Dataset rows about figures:
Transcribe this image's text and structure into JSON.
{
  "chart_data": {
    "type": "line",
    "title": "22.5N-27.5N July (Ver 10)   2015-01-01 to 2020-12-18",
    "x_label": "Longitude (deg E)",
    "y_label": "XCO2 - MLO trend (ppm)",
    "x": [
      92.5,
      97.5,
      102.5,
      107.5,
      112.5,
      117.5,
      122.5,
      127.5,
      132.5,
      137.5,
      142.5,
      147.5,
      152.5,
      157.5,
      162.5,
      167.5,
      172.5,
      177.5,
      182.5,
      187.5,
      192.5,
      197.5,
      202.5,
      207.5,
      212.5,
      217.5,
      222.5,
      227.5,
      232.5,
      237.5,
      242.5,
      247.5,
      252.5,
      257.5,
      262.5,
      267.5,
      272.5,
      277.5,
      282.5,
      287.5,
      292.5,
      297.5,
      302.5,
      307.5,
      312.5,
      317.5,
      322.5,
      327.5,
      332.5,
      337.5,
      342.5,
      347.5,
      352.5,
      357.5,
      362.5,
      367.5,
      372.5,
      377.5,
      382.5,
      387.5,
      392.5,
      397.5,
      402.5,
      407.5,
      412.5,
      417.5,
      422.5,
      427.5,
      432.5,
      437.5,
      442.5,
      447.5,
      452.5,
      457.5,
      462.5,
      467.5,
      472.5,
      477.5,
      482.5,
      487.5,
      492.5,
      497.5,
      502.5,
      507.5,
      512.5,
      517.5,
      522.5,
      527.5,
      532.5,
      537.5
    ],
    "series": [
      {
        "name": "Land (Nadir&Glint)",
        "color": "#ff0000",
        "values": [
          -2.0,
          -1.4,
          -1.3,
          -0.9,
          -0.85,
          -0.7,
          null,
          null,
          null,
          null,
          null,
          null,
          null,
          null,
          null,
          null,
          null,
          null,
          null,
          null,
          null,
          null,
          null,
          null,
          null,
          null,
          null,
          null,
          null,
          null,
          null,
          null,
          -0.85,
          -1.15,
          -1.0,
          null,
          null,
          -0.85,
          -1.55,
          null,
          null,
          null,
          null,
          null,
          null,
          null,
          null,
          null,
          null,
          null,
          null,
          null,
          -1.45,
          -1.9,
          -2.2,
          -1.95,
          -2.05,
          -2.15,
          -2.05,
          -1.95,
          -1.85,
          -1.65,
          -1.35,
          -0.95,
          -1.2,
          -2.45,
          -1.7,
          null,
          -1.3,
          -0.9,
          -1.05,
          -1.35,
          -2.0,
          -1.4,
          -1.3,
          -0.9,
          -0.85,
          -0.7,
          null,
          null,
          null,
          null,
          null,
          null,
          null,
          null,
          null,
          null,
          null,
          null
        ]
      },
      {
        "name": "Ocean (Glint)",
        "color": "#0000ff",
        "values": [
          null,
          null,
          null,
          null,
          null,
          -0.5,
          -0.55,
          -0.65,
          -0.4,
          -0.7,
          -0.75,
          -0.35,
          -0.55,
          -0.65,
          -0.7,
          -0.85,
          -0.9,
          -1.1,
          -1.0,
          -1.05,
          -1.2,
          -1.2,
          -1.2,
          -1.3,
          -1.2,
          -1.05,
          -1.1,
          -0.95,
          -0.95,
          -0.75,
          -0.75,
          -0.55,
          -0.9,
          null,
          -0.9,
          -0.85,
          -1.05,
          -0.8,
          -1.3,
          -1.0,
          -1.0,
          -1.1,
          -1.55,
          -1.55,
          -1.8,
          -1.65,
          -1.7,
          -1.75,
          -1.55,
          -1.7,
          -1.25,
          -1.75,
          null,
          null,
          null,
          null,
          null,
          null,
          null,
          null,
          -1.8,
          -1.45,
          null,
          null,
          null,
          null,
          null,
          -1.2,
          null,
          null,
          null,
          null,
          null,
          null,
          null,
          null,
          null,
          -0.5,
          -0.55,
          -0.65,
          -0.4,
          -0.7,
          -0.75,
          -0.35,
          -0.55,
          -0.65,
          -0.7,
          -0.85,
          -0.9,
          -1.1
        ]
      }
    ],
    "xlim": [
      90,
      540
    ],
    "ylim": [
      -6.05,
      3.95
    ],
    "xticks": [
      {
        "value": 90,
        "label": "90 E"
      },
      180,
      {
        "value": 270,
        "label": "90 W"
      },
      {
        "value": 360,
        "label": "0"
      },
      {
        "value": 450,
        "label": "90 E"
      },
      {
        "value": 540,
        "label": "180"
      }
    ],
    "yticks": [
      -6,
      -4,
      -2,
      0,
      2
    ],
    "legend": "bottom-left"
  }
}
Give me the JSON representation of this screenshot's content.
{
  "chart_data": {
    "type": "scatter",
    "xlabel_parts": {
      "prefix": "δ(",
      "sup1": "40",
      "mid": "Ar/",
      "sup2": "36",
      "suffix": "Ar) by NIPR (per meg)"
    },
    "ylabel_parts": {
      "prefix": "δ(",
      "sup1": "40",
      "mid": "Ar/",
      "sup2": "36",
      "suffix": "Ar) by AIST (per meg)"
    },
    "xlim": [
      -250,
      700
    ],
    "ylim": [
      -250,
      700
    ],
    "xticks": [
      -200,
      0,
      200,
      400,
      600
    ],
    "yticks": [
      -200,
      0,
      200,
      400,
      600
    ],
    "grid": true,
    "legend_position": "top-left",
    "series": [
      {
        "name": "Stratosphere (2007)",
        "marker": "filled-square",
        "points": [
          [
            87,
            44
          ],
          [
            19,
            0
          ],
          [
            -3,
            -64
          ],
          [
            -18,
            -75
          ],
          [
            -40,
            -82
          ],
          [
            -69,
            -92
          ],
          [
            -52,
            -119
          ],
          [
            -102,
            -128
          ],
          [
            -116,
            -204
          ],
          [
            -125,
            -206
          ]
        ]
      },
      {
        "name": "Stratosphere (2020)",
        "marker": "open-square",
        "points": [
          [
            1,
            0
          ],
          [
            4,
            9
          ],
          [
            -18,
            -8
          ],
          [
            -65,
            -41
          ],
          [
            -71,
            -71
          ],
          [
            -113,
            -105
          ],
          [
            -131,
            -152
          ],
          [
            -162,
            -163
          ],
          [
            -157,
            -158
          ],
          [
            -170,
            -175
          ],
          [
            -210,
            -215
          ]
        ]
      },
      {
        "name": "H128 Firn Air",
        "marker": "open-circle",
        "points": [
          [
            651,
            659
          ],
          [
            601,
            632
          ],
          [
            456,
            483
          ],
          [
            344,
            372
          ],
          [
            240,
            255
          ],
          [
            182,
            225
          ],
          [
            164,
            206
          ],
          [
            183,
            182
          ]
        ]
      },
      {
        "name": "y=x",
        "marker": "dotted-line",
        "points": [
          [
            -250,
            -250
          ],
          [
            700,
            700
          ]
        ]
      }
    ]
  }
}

◆ Aim of the task ◆
Write only the number of lines that include "Glint".

◆ Result ◆
2